• DO THIS
What follows is a listing. Return every line of it exactly.
%%
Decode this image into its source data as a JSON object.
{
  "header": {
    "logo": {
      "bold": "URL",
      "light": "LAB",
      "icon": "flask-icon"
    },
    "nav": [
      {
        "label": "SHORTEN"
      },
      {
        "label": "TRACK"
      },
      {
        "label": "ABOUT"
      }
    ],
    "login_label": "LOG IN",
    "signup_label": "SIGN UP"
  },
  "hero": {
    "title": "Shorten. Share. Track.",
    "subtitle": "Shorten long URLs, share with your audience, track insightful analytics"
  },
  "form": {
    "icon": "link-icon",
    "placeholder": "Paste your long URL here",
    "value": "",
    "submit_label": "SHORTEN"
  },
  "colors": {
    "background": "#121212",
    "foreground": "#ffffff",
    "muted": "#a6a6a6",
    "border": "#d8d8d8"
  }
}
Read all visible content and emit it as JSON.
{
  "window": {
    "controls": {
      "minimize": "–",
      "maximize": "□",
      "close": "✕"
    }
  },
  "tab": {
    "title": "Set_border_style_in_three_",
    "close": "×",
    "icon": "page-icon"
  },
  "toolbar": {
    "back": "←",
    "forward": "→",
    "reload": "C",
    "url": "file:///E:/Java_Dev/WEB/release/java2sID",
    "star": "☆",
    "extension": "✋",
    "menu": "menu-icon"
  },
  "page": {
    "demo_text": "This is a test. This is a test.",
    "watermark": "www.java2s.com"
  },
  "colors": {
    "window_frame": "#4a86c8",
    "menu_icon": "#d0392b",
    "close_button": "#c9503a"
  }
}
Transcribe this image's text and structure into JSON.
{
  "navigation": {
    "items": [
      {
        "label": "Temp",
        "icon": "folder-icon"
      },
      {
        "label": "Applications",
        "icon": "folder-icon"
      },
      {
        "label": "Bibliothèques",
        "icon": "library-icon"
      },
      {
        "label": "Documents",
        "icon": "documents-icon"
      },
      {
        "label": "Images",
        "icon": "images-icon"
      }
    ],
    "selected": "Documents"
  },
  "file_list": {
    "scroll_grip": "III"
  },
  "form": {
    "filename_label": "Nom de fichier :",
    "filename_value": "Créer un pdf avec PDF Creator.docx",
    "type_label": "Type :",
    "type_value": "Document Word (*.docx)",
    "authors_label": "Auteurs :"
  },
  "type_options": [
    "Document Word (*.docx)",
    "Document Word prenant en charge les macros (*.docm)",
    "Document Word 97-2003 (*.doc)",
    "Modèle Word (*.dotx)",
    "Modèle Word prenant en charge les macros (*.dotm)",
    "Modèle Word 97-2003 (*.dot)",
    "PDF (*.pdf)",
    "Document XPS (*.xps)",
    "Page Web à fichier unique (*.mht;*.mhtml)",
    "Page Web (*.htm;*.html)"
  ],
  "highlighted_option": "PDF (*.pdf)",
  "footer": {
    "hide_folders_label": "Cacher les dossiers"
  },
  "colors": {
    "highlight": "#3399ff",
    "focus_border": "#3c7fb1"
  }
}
%%
• SOLUTION FOR THIS EXERCISE
Decode this image into its source data as a JSON object.
{
  "header": {
    "logo": {
      "bold": "URL",
      "light": "LAB",
      "icon": "flask-icon"
    },
    "nav": [
      {
        "label": "SHORTEN"
      },
      {
        "label": "TRACK"
      },
      {
        "label": "ABOUT"
      }
    ],
    "login_label": "LOG IN",
    "signup_label": "SIGN UP"
  },
  "hero": {
    "title": "Shorten. Share. Track.",
    "subtitle": "Shorten long URLs, share with your audience, track insightful analytics"
  },
  "form": {
    "icon": "link-icon",
    "placeholder": "Paste your long URL here",
    "value": "",
    "submit_label": "SHORTEN"
  },
  "colors": {
    "background": "#121212",
    "foreground": "#ffffff",
    "muted": "#a6a6a6",
    "border": "#d8d8d8"
  }
}
Read all visible content and emit it as JSON.
{
  "window": {
    "controls": {
      "minimize": "–",
      "maximize": "□",
      "close": "✕"
    }
  },
  "tab": {
    "title": "Set_border_style_in_three_",
    "close": "×",
    "icon": "page-icon"
  },
  "toolbar": {
    "back": "←",
    "forward": "→",
    "reload": "C",
    "url": "file:///E:/Java_Dev/WEB/release/java2sID",
    "star": "☆",
    "extension": "✋",
    "menu": "menu-icon"
  },
  "page": {
    "demo_text": "This is a test. This is a test.",
    "watermark": "www.java2s.com"
  },
  "colors": {
    "window_frame": "#4a86c8",
    "menu_icon": "#d0392b",
    "close_button": "#c9503a"
  }
}
Transcribe this image's text and structure into JSON.
{
  "navigation": {
    "items": [
      {
        "label": "Temp",
        "icon": "folder-icon"
      },
      {
        "label": "Applications",
        "icon": "folder-icon"
      },
      {
        "label": "Bibliothèques",
        "icon": "library-icon"
      },
      {
        "label": "Documents",
        "icon": "documents-icon"
      },
      {
        "label": "Images",
        "icon": "images-icon"
      }
    ],
    "selected": "Documents"
  },
  "file_list": {
    "scroll_grip": "III"
  },
  "form": {
    "filename_label": "Nom de fichier :",
    "filename_value": "Créer un pdf avec PDF Creator.docx",
    "type_label": "Type :",
    "type_value": "Document Word (*.docx)",
    "authors_label": "Auteurs :"
  },
  "type_options": [
    "Document Word (*.docx)",
    "Document Word prenant en charge les macros (*.docm)",
    "Document Word 97-2003 (*.doc)",
    "Modèle Word (*.dotx)",
    "Modèle Word prenant en charge les macros (*.dotm)",
    "Modèle Word 97-2003 (*.dot)",
    "PDF (*.pdf)",
    "Document XPS (*.xps)",
    "Page Web à fichier unique (*.mht;*.mhtml)",
    "Page Web (*.htm;*.html)"
  ],
  "highlighted_option": "PDF (*.pdf)",
  "footer": {
    "hide_folders_label": "Cacher les dossiers"
  },
  "colors": {
    "highlight": "#3399ff",
    "focus_border": "#3c7fb1"
  }
}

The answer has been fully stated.